[Prompt]
Here are some entries; quote each one exactly.

[Given information]

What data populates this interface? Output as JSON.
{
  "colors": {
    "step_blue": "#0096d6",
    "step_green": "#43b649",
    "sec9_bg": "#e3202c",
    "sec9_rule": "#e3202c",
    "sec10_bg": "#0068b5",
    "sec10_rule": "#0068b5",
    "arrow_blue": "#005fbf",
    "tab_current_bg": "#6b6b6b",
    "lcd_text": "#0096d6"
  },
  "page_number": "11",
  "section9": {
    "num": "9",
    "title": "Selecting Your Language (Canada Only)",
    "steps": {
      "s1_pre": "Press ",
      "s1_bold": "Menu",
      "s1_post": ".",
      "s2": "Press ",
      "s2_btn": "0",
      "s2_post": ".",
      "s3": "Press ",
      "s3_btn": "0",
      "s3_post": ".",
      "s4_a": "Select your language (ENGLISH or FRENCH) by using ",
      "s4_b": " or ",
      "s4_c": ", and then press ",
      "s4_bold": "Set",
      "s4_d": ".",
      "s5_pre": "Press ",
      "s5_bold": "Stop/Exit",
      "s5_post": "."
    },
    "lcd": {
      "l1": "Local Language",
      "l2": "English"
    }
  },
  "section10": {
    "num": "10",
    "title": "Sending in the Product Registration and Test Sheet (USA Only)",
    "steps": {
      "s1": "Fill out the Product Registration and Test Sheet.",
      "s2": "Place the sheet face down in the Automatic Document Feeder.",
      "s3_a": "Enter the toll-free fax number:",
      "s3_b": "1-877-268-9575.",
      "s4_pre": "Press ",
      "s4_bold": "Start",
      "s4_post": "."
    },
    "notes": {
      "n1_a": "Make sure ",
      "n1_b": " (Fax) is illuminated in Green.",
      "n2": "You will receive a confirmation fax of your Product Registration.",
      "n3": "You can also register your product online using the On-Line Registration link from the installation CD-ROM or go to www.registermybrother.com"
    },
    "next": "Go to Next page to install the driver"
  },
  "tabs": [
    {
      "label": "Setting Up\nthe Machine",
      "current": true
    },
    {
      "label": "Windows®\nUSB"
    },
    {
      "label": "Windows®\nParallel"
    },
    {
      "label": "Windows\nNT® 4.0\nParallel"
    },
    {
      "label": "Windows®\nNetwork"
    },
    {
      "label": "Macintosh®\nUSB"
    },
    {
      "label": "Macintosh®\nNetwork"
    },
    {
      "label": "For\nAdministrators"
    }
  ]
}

[Answer]
What data populates this interface? Output as JSON.
{
  "colors": {
    "step_blue": "#0096d6",
    "step_green": "#43b649",
    "sec9_bg": "#e3202c",
    "sec9_rule": "#e3202c",
    "sec10_bg": "#0068b5",
    "sec10_rule": "#0068b5",
    "arrow_blue": "#005fbf",
    "tab_current_bg": "#6b6b6b",
    "lcd_text": "#0096d6"
  },
  "page_number": "11",
  "section9": {
    "num": "9",
    "title": "Selecting Your Language (Canada Only)",
    "steps": {
      "s1_pre": "Press ",
      "s1_bold": "Menu",
      "s1_post": ".",
      "s2": "Press ",
      "s2_btn": "0",
      "s2_post": ".",
      "s3": "Press ",
      "s3_btn": "0",
      "s3_post": ".",
      "s4_a": "Select your language (ENGLISH or FRENCH) by using ",
      "s4_b": " or ",
      "s4_c": ", and then press ",
      "s4_bold": "Set",
      "s4_d": ".",
      "s5_pre": "Press ",
      "s5_bold": "Stop/Exit",
      "s5_post": "."
    },
    "lcd": {
      "l1": "Local Language",
      "l2": "English"
    }
  },
  "section10": {
    "num": "10",
    "title": "Sending in the Product Registration and Test Sheet (USA Only)",
    "steps": {
      "s1": "Fill out the Product Registration and Test Sheet.",
      "s2": "Place the sheet face down in the Automatic Document Feeder.",
      "s3_a": "Enter the toll-free fax number:",
      "s3_b": "1-877-268-9575.",
      "s4_pre": "Press ",
      "s4_bold": "Start",
      "s4_post": "."
    },
    "notes": {
      "n1_a": "Make sure ",
      "n1_b": " (Fax) is illuminated in Green.",
      "n2": "You will receive a confirmation fax of your Product Registration.",
      "n3": "You can also register your product online using the On-Line Registration link from the installation CD-ROM or go to www.registermybrother.com"
    },
    "next": "Go to Next page to install the driver"
  },
  "tabs": [
    {
      "label": "Setting Up\nthe Machine",
      "current": true
    },
    {
      "label": "Windows®\nUSB"
    },
    {
      "label": "Windows®\nParallel"
    },
    {
      "label": "Windows\nNT® 4.0\nParallel"
    },
    {
      "label": "Windows®\nNetwork"
    },
    {
      "label": "Macintosh®\nUSB"
    },
    {
      "label": "Macintosh®\nNetwork"
    },
    {
      "label": "For\nAdministrators"
    }
  ]
}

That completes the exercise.